■ TASK DIRECTIONS ■
Check every line of the material below for the string "background", and return the ones that have it.

Stored data
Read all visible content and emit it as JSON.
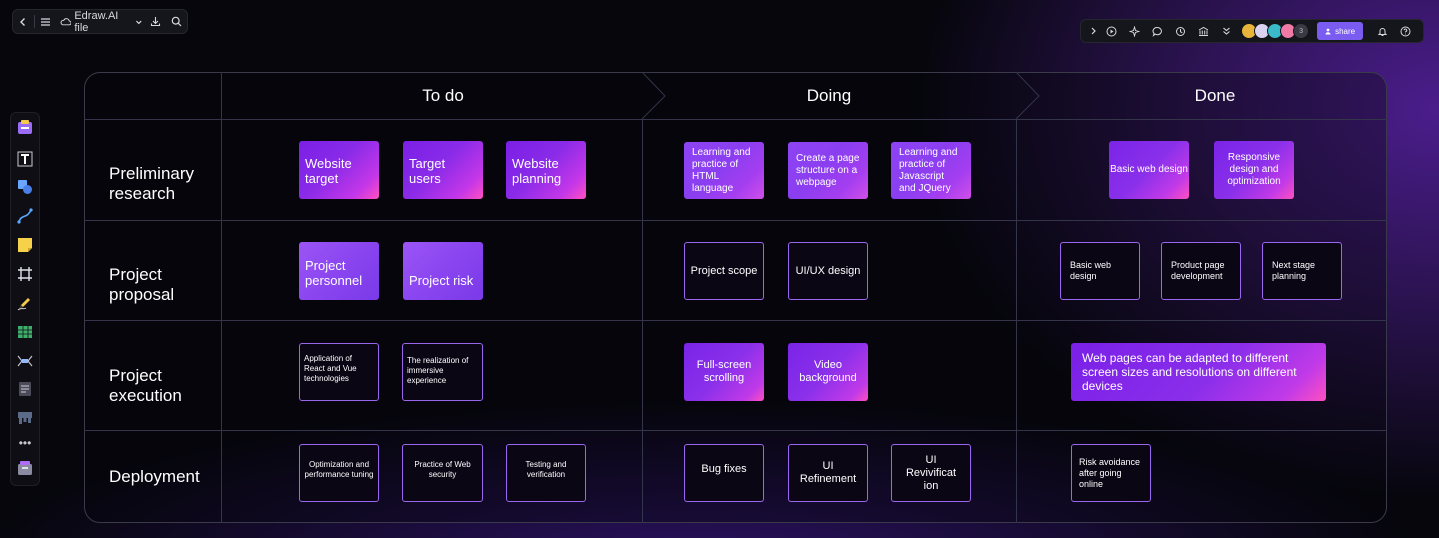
{
  "toolbar_left": {
    "file_name": "Edraw.AI file"
  },
  "toolbar_right": {
    "avatar_extra_count": "3",
    "share_label": "share"
  },
  "board": {
    "columns": [
      "To do",
      "Doing",
      "Done"
    ],
    "rows": [
      {
        "label": "Preliminary\nresearch"
      },
      {
        "label": "Project\nproposal"
      },
      {
        "label": "Project\nexecution"
      },
      {
        "label": "Deployment"
      }
    ],
    "cards": {
      "r1_todo": [
        "Website target",
        "Target users",
        "Website planning"
      ],
      "r1_doing": [
        "Learning and practice of HTML language",
        "Create a page structure on a webpage",
        "Learning and practice of Javascript and JQuery"
      ],
      "r1_done": [
        "Basic web design",
        "Responsive design and optimization"
      ],
      "r2_todo": [
        "Project personnel",
        "Project risk"
      ],
      "r2_doing": [
        "Project scope",
        "UI/UX design"
      ],
      "r2_done": [
        "Basic web design",
        "Product page development",
        "Next stage planning"
      ],
      "r3_todo": [
        "Application of React and Vue technologies",
        "The realization of immersive experience"
      ],
      "r3_doing": [
        "Full-screen scrolling",
        "Video background"
      ],
      "r3_done": [
        "Web pages can be adapted to different screen sizes and resolutions on different devices"
      ],
      "r4_todo": [
        "Optimization and performance tuning",
        "Practice of Web security",
        "Testing and verification"
      ],
      "r4_doing": [
        "Bug fixes",
        "UI Refinement",
        "UI Revivificat ion"
      ],
      "r4_done": [
        "Risk avoidance after going online"
      ]
    }
  },
  "colors": {
    "accent": "#7b5cf0",
    "card_border": "#9a66f0",
    "gradient_start": "#7a1fe6",
    "gradient_end": "#ff4fc0"
  }
}
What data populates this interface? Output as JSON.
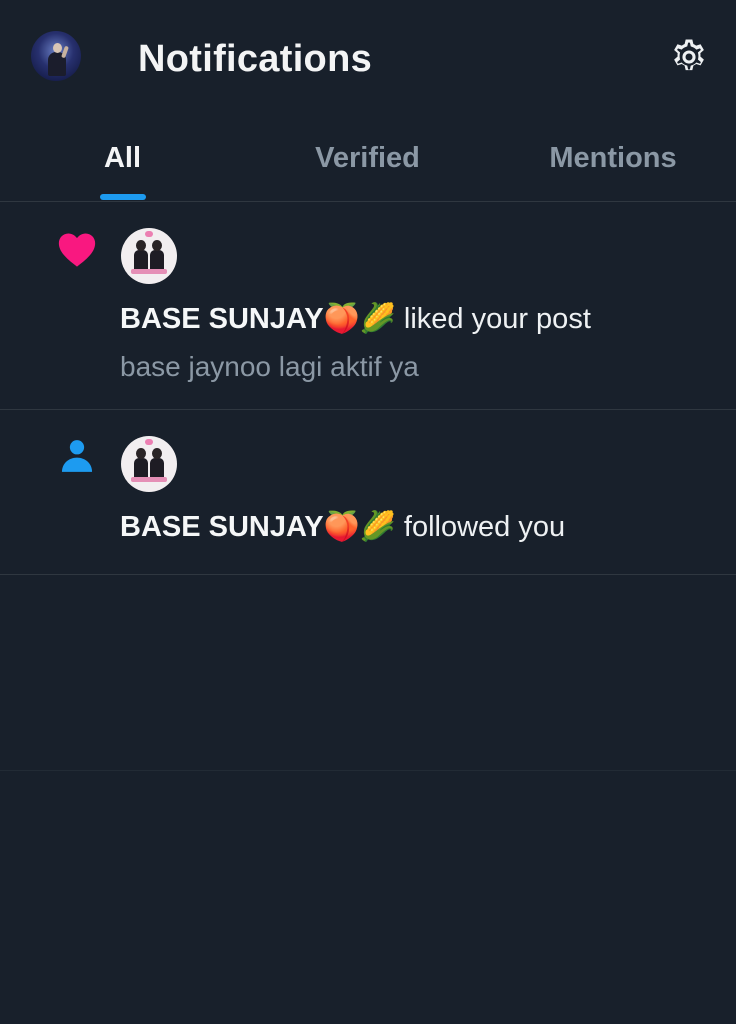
{
  "header": {
    "title": "Notifications",
    "avatar_icon": "profile-avatar",
    "settings_icon": "gear-icon"
  },
  "tabs": [
    {
      "label": "All",
      "active": true
    },
    {
      "label": "Verified",
      "active": false
    },
    {
      "label": "Mentions",
      "active": false
    }
  ],
  "colors": {
    "background": "#18202b",
    "accent": "#1d9bf0",
    "like": "#f91880",
    "muted_text": "#8b98a5",
    "divider": "#2f3740"
  },
  "notifications": [
    {
      "type_icon": "heart-icon",
      "actor": "BASE SUNJAY🍑🌽",
      "action": " liked your post",
      "preview": "base jaynoo lagi aktif ya"
    },
    {
      "type_icon": "person-icon",
      "actor": "BASE SUNJAY🍑🌽",
      "action": " followed you"
    }
  ]
}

■ RESULT ■
        "Video background"
    "background": "#18202b",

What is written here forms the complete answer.